What you need to do: Go through the lines below. Copy those with "Crude".
Start of Data lines
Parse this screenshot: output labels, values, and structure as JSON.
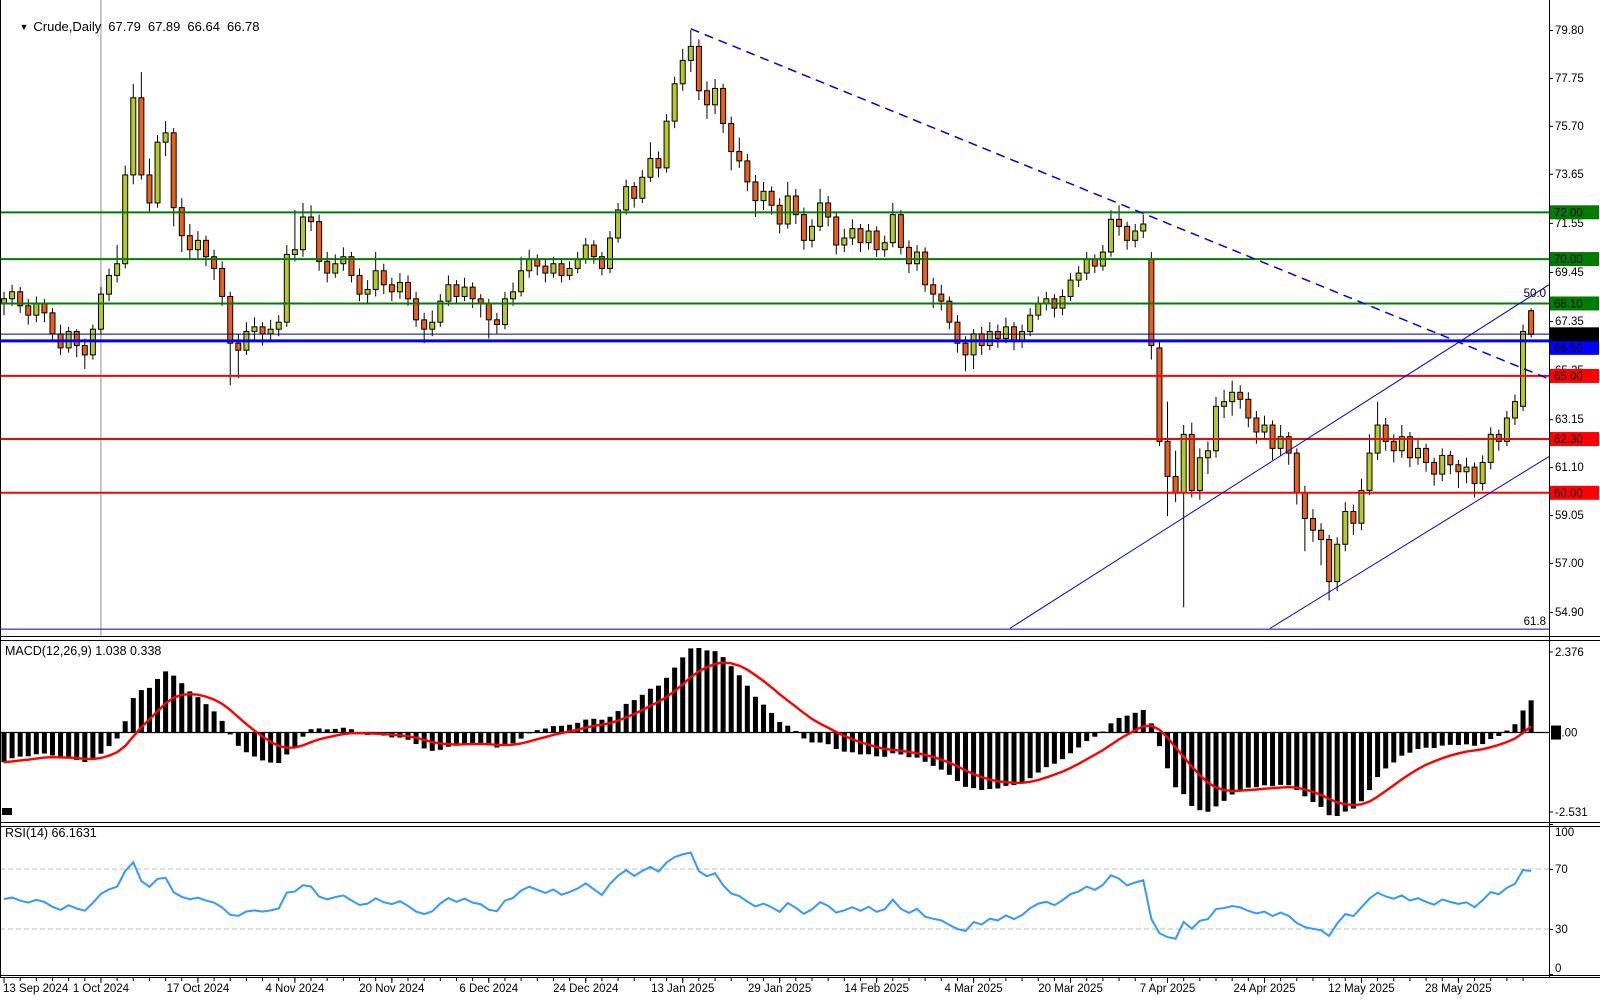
{
  "title_bar": {
    "dropdown_icon": "▼",
    "symbol_period": "Crude,Daily",
    "open": "67.79",
    "high": "67.89",
    "low": "66.64",
    "close": "66.78"
  },
  "chart_data": {
    "type": "candlestick",
    "symbol": "Crude",
    "timeframe": "Daily",
    "grid": "off",
    "ylim": [
      53.9,
      81.1
    ],
    "price_ticks": [
      79.8,
      77.75,
      75.7,
      73.65,
      71.55,
      69.45,
      67.35,
      65.25,
      63.15,
      61.1,
      59.05,
      57.0,
      54.9
    ],
    "x_labels": [
      "13 Sep 2024",
      "1 Oct 2024",
      "17 Oct 2024",
      "4 Nov 2024",
      "20 Nov 2024",
      "6 Dec 2024",
      "24 Dec 2024",
      "13 Jan 2025",
      "29 Jan 2025",
      "14 Feb 2025",
      "4 Mar 2025",
      "20 Mar 2025",
      "7 Apr 2025",
      "24 Apr 2025",
      "12 May 2025",
      "28 May 2025"
    ],
    "candles_per_label": 12,
    "current_price": {
      "value": 66.78,
      "axis_label": "66.78"
    },
    "horizontal_lines": [
      {
        "price": 72.0,
        "color": "#007D00",
        "width": 2,
        "axis_label": "72.00"
      },
      {
        "price": 70.0,
        "color": "#007D00",
        "width": 2,
        "axis_label": "70.00"
      },
      {
        "price": 68.1,
        "color": "#007D00",
        "width": 2,
        "axis_label": "68.10"
      },
      {
        "price": 66.79,
        "color": "#000080",
        "width": 1,
        "axis_label": null
      },
      {
        "price": 66.5,
        "color": "#0000FF",
        "width": 3,
        "axis_label": "66.50",
        "label_shift": 7
      },
      {
        "price": 65.0,
        "color": "#FF0000",
        "width": 2,
        "axis_label": "65.00"
      },
      {
        "price": 62.3,
        "color": "#FF0000",
        "width": 2,
        "axis_label": "62.30"
      },
      {
        "price": 60.0,
        "color": "#FF0000",
        "width": 2,
        "axis_label": "60.00"
      },
      {
        "price": 54.17,
        "color": "#0000C0",
        "width": 1,
        "axis_label": null
      }
    ],
    "trendlines": [
      {
        "from": {
          "bar": 85,
          "price": 79.85
        },
        "to": {
          "bar": 191,
          "price": 64.9
        },
        "style": "dashed",
        "color": "#0000E6",
        "width": 1.5
      },
      {
        "from": {
          "bar": 124.5,
          "price": 54.2
        },
        "to": {
          "bar": 191.2,
          "price": 68.9
        },
        "style": "solid",
        "color": "#0000CC",
        "width": 1
      },
      {
        "from": {
          "bar": 156.7,
          "price": 54.2
        },
        "to": {
          "bar": 191.2,
          "price": 61.55
        },
        "style": "solid",
        "color": "#0000CC",
        "width": 1
      }
    ],
    "fib_labels": [
      {
        "text": "50.0",
        "price": 68.55
      },
      {
        "text": "61.8",
        "price": 54.52
      }
    ],
    "vertical_line": {
      "bar": 12
    },
    "colors": {
      "bull": "#B5C92F",
      "bear": "#E8601C",
      "wick": "#000000",
      "macd_bar": "#000000",
      "macd_signal": "#FF0000",
      "rsi_line": "#3399FF"
    },
    "indicators": [
      {
        "name": "MACD",
        "params": [
          12,
          26,
          9
        ],
        "label": "MACD(12,26,9) 1.038 0.338",
        "current_macd": 1.038,
        "current_signal": 0.338,
        "scale_max_label": "2.376",
        "scale_zero_label": "0.00",
        "scale_min_label": "-2.531",
        "derived": "computed from candle closes"
      },
      {
        "name": "RSI",
        "params": [
          14
        ],
        "label": "RSI(14) 66.1631",
        "current": 66.1631,
        "levels": [
          100,
          70,
          30,
          0
        ],
        "level_lines": [
          70,
          30
        ],
        "derived": "computed from candle closes"
      }
    ],
    "candles": [
      [
        68.1,
        68.6,
        67.6,
        68.3
      ],
      [
        68.3,
        68.9,
        68.0,
        68.6
      ],
      [
        68.6,
        68.8,
        67.7,
        68.0
      ],
      [
        68.0,
        68.3,
        67.2,
        67.6
      ],
      [
        67.6,
        68.4,
        67.3,
        68.1
      ],
      [
        68.1,
        68.3,
        67.3,
        67.7
      ],
      [
        67.7,
        67.9,
        66.5,
        66.8
      ],
      [
        66.8,
        67.2,
        65.9,
        66.2
      ],
      [
        66.2,
        67.1,
        66.0,
        66.9
      ],
      [
        66.9,
        67.0,
        65.8,
        66.3
      ],
      [
        66.3,
        66.6,
        65.3,
        65.9
      ],
      [
        65.9,
        67.2,
        65.7,
        67.0
      ],
      [
        67.0,
        68.8,
        66.8,
        68.5
      ],
      [
        68.5,
        69.6,
        68.2,
        69.3
      ],
      [
        69.3,
        70.6,
        69.0,
        69.8
      ],
      [
        69.8,
        74.0,
        69.6,
        73.6
      ],
      [
        73.6,
        77.5,
        73.2,
        76.9
      ],
      [
        76.9,
        78.0,
        73.4,
        73.6
      ],
      [
        73.6,
        74.3,
        72.0,
        72.4
      ],
      [
        72.4,
        75.3,
        72.2,
        75.0
      ],
      [
        75.0,
        75.9,
        74.4,
        75.4
      ],
      [
        75.4,
        75.6,
        71.4,
        72.2
      ],
      [
        72.2,
        72.6,
        70.3,
        71.0
      ],
      [
        71.0,
        71.5,
        70.0,
        70.4
      ],
      [
        70.4,
        71.2,
        70.0,
        70.8
      ],
      [
        70.8,
        71.0,
        69.7,
        70.1
      ],
      [
        70.1,
        70.4,
        69.1,
        69.6
      ],
      [
        69.6,
        69.9,
        68.0,
        68.4
      ],
      [
        68.4,
        68.6,
        64.6,
        66.4
      ],
      [
        66.4,
        66.8,
        64.9,
        66.1
      ],
      [
        66.1,
        67.3,
        65.9,
        66.9
      ],
      [
        66.9,
        67.5,
        66.5,
        67.1
      ],
      [
        67.1,
        67.3,
        66.3,
        66.8
      ],
      [
        66.8,
        67.4,
        66.5,
        67.0
      ],
      [
        67.0,
        67.6,
        66.7,
        67.3
      ],
      [
        67.3,
        70.6,
        67.1,
        70.2
      ],
      [
        70.2,
        72.1,
        69.9,
        70.4
      ],
      [
        70.4,
        72.4,
        70.1,
        71.8
      ],
      [
        71.8,
        72.3,
        71.2,
        71.6
      ],
      [
        71.6,
        71.9,
        69.5,
        69.9
      ],
      [
        69.9,
        70.3,
        69.0,
        69.4
      ],
      [
        69.4,
        70.2,
        69.2,
        69.8
      ],
      [
        69.8,
        70.5,
        69.5,
        70.1
      ],
      [
        70.1,
        70.3,
        69.0,
        69.3
      ],
      [
        69.3,
        69.6,
        68.2,
        68.5
      ],
      [
        68.5,
        69.1,
        68.1,
        68.7
      ],
      [
        68.7,
        70.3,
        68.4,
        69.5
      ],
      [
        69.5,
        69.8,
        68.5,
        68.9
      ],
      [
        68.9,
        69.2,
        68.2,
        68.6
      ],
      [
        68.6,
        69.4,
        68.3,
        69.0
      ],
      [
        69.0,
        69.3,
        68.0,
        68.3
      ],
      [
        68.3,
        68.6,
        67.1,
        67.4
      ],
      [
        67.4,
        67.7,
        66.4,
        67.0
      ],
      [
        67.0,
        67.8,
        66.7,
        67.3
      ],
      [
        67.3,
        68.5,
        67.1,
        68.2
      ],
      [
        68.2,
        69.3,
        68.0,
        68.9
      ],
      [
        68.9,
        69.1,
        68.1,
        68.4
      ],
      [
        68.4,
        69.2,
        68.2,
        68.8
      ],
      [
        68.8,
        69.0,
        67.9,
        68.3
      ],
      [
        68.3,
        68.5,
        67.5,
        68.1
      ],
      [
        68.1,
        68.3,
        66.6,
        67.4
      ],
      [
        67.4,
        67.7,
        66.8,
        67.2
      ],
      [
        67.2,
        68.6,
        67.0,
        68.3
      ],
      [
        68.3,
        69.0,
        68.0,
        68.6
      ],
      [
        68.6,
        70.1,
        68.4,
        69.5
      ],
      [
        69.5,
        70.4,
        69.2,
        70.0
      ],
      [
        70.0,
        70.2,
        69.3,
        69.7
      ],
      [
        69.7,
        70.0,
        69.0,
        69.4
      ],
      [
        69.4,
        70.1,
        69.2,
        69.8
      ],
      [
        69.8,
        70.0,
        69.0,
        69.3
      ],
      [
        69.3,
        69.9,
        69.1,
        69.6
      ],
      [
        69.6,
        70.3,
        69.4,
        70.0
      ],
      [
        70.0,
        70.9,
        69.8,
        70.6
      ],
      [
        70.6,
        70.8,
        69.8,
        70.1
      ],
      [
        70.1,
        70.3,
        69.3,
        69.6
      ],
      [
        69.6,
        71.2,
        69.4,
        70.9
      ],
      [
        70.9,
        72.4,
        70.7,
        72.1
      ],
      [
        72.1,
        73.4,
        71.9,
        73.1
      ],
      [
        73.1,
        73.3,
        72.2,
        72.6
      ],
      [
        72.6,
        73.8,
        72.4,
        73.5
      ],
      [
        73.5,
        75.0,
        73.3,
        74.3
      ],
      [
        74.3,
        74.6,
        73.5,
        73.9
      ],
      [
        73.9,
        76.2,
        73.7,
        75.9
      ],
      [
        75.9,
        77.8,
        75.6,
        77.5
      ],
      [
        77.5,
        79.0,
        77.2,
        78.5
      ],
      [
        78.5,
        79.8,
        78.0,
        79.1
      ],
      [
        79.1,
        79.4,
        76.8,
        77.2
      ],
      [
        77.2,
        77.6,
        76.0,
        76.6
      ],
      [
        76.6,
        77.7,
        76.2,
        77.3
      ],
      [
        77.3,
        77.5,
        75.4,
        75.8
      ],
      [
        75.8,
        76.1,
        73.8,
        74.6
      ],
      [
        74.6,
        75.2,
        73.9,
        74.2
      ],
      [
        74.2,
        74.5,
        72.9,
        73.3
      ],
      [
        73.3,
        73.6,
        71.8,
        72.5
      ],
      [
        72.5,
        73.3,
        72.1,
        72.9
      ],
      [
        72.9,
        73.1,
        71.9,
        72.3
      ],
      [
        72.3,
        72.6,
        71.1,
        71.5
      ],
      [
        71.5,
        73.3,
        71.3,
        72.7
      ],
      [
        72.7,
        73.0,
        71.5,
        71.9
      ],
      [
        71.9,
        72.2,
        70.4,
        70.8
      ],
      [
        70.8,
        71.7,
        70.5,
        71.4
      ],
      [
        71.4,
        73.0,
        71.2,
        72.4
      ],
      [
        72.4,
        72.7,
        71.4,
        71.8
      ],
      [
        71.8,
        72.0,
        70.2,
        70.6
      ],
      [
        70.6,
        71.3,
        70.3,
        70.9
      ],
      [
        70.9,
        71.7,
        70.6,
        71.3
      ],
      [
        71.3,
        71.5,
        70.3,
        70.7
      ],
      [
        70.7,
        71.5,
        70.4,
        71.2
      ],
      [
        71.2,
        71.4,
        70.1,
        70.4
      ],
      [
        70.4,
        71.0,
        70.1,
        70.7
      ],
      [
        70.7,
        72.4,
        70.5,
        71.9
      ],
      [
        71.9,
        72.1,
        70.2,
        70.5
      ],
      [
        70.5,
        70.8,
        69.4,
        69.8
      ],
      [
        69.8,
        70.6,
        69.5,
        70.3
      ],
      [
        70.3,
        70.5,
        68.6,
        68.9
      ],
      [
        68.9,
        69.2,
        67.9,
        68.5
      ],
      [
        68.5,
        68.9,
        67.8,
        68.2
      ],
      [
        68.2,
        68.4,
        67.0,
        67.3
      ],
      [
        67.3,
        67.6,
        66.0,
        66.4
      ],
      [
        66.4,
        66.7,
        65.2,
        65.9
      ],
      [
        65.9,
        67.0,
        65.3,
        66.8
      ],
      [
        66.8,
        67.1,
        65.9,
        66.3
      ],
      [
        66.3,
        67.3,
        66.1,
        66.9
      ],
      [
        66.9,
        67.2,
        66.2,
        66.6
      ],
      [
        66.6,
        67.5,
        66.4,
        67.1
      ],
      [
        67.1,
        67.3,
        66.1,
        66.5
      ],
      [
        66.5,
        67.2,
        66.2,
        66.9
      ],
      [
        66.9,
        67.9,
        66.7,
        67.6
      ],
      [
        67.6,
        68.4,
        67.4,
        68.1
      ],
      [
        68.1,
        68.6,
        67.8,
        68.3
      ],
      [
        68.3,
        68.5,
        67.5,
        67.9
      ],
      [
        67.9,
        68.7,
        67.6,
        68.4
      ],
      [
        68.4,
        69.4,
        68.2,
        69.1
      ],
      [
        69.1,
        69.7,
        68.8,
        69.4
      ],
      [
        69.4,
        70.3,
        69.1,
        70.0
      ],
      [
        70.0,
        70.2,
        69.4,
        69.7
      ],
      [
        69.7,
        70.6,
        69.5,
        70.3
      ],
      [
        70.3,
        72.1,
        70.1,
        71.7
      ],
      [
        71.7,
        72.3,
        71.0,
        71.4
      ],
      [
        71.4,
        71.6,
        70.4,
        70.8
      ],
      [
        70.8,
        71.5,
        70.5,
        71.2
      ],
      [
        71.2,
        71.9,
        70.9,
        71.5
      ],
      [
        70.0,
        70.3,
        65.7,
        66.3
      ],
      [
        66.2,
        66.5,
        62.0,
        62.2
      ],
      [
        62.2,
        63.9,
        59.0,
        60.7
      ],
      [
        60.7,
        61.8,
        59.6,
        60.0
      ],
      [
        60.0,
        62.9,
        55.1,
        62.5
      ],
      [
        62.5,
        63.0,
        59.8,
        60.1
      ],
      [
        60.1,
        61.9,
        59.7,
        61.5
      ],
      [
        61.5,
        62.2,
        60.8,
        61.8
      ],
      [
        61.8,
        64.1,
        61.5,
        63.7
      ],
      [
        63.7,
        64.4,
        63.2,
        63.9
      ],
      [
        63.9,
        64.8,
        63.3,
        64.3
      ],
      [
        64.3,
        64.6,
        63.6,
        64.0
      ],
      [
        64.0,
        64.3,
        62.8,
        63.2
      ],
      [
        63.2,
        63.5,
        62.1,
        62.6
      ],
      [
        62.6,
        63.3,
        62.3,
        62.9
      ],
      [
        62.9,
        63.1,
        61.4,
        61.9
      ],
      [
        61.9,
        62.9,
        61.6,
        62.4
      ],
      [
        62.4,
        62.6,
        61.2,
        61.7
      ],
      [
        61.7,
        61.9,
        59.5,
        60.0
      ],
      [
        60.0,
        60.3,
        57.5,
        58.9
      ],
      [
        58.9,
        59.3,
        57.9,
        58.4
      ],
      [
        58.4,
        58.7,
        56.9,
        58.0
      ],
      [
        58.0,
        58.2,
        55.4,
        56.2
      ],
      [
        56.2,
        58.1,
        55.8,
        57.8
      ],
      [
        57.8,
        59.6,
        57.5,
        59.2
      ],
      [
        59.2,
        59.5,
        58.2,
        58.7
      ],
      [
        58.7,
        60.6,
        58.4,
        60.1
      ],
      [
        60.1,
        62.5,
        59.9,
        61.7
      ],
      [
        61.7,
        63.9,
        61.4,
        62.9
      ],
      [
        62.9,
        63.2,
        61.8,
        62.2
      ],
      [
        62.2,
        62.5,
        61.3,
        61.8
      ],
      [
        61.8,
        62.9,
        61.5,
        62.4
      ],
      [
        62.4,
        62.6,
        61.1,
        61.5
      ],
      [
        61.5,
        62.3,
        61.2,
        61.9
      ],
      [
        61.9,
        62.1,
        60.9,
        61.3
      ],
      [
        61.3,
        61.5,
        60.3,
        60.8
      ],
      [
        60.8,
        61.9,
        60.5,
        61.6
      ],
      [
        61.6,
        61.8,
        60.8,
        61.2
      ],
      [
        61.2,
        61.4,
        60.2,
        60.9
      ],
      [
        60.9,
        61.5,
        60.4,
        61.1
      ],
      [
        61.1,
        61.3,
        59.8,
        60.4
      ],
      [
        60.4,
        61.6,
        60.1,
        61.3
      ],
      [
        61.3,
        62.8,
        61.0,
        62.5
      ],
      [
        62.5,
        62.7,
        61.8,
        62.2
      ],
      [
        62.2,
        63.5,
        62.0,
        63.2
      ],
      [
        63.2,
        64.2,
        62.9,
        63.9
      ],
      [
        63.7,
        67.2,
        63.5,
        66.9
      ],
      [
        67.79,
        67.89,
        66.64,
        66.78
      ]
    ]
  }
}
End of Data lines
Answer to the task:
    "symbol_period": "Crude,Daily",
    "symbol": "Crude",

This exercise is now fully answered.